→ EXERCISE INPUTS:
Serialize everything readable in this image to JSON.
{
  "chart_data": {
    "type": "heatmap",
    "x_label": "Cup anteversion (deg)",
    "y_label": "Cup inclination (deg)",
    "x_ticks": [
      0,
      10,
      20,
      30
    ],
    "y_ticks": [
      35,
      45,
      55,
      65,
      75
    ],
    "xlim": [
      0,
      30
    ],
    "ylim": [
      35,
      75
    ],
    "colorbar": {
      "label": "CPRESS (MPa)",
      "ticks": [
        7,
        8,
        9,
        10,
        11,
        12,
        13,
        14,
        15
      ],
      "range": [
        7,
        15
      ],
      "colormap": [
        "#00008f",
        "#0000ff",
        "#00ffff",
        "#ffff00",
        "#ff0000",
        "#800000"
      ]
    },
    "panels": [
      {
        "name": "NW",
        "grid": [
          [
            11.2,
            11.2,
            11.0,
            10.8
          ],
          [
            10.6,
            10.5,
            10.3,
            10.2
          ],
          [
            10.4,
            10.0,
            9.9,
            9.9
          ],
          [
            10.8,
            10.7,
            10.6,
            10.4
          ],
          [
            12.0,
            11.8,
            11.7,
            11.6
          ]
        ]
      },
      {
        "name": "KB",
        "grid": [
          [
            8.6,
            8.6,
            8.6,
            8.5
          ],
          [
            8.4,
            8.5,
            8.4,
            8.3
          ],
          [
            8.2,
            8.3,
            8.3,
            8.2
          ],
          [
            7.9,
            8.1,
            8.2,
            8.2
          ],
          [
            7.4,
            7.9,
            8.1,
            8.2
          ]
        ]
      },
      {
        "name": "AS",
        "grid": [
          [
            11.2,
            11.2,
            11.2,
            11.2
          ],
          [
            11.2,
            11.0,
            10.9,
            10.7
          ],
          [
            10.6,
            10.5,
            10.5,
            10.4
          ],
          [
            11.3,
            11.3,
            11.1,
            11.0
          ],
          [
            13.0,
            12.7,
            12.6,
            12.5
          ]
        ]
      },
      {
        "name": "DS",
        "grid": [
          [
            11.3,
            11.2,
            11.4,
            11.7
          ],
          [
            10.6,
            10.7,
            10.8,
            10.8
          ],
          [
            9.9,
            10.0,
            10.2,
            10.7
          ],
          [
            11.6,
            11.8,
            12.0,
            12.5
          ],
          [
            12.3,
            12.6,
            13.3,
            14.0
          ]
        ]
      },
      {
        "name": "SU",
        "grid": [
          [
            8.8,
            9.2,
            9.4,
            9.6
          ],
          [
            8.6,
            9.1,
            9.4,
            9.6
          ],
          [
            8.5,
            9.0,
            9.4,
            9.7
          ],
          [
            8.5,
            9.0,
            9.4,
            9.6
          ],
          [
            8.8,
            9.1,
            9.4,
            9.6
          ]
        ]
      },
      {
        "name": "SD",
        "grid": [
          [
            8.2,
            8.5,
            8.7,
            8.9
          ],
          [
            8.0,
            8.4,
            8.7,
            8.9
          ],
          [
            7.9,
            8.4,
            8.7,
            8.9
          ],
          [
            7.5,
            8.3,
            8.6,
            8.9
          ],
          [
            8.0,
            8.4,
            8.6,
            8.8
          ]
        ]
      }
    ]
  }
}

→ PROBLEM REQUIREMENTS:
In the records above, find each line with the word "name" and copy it.

→ COMPLETE OUTPUT:
        "name": "NW",
        "name": "KB",
        "name": "AS",
        "name": "DS",
        "name": "SU",
        "name": "SD",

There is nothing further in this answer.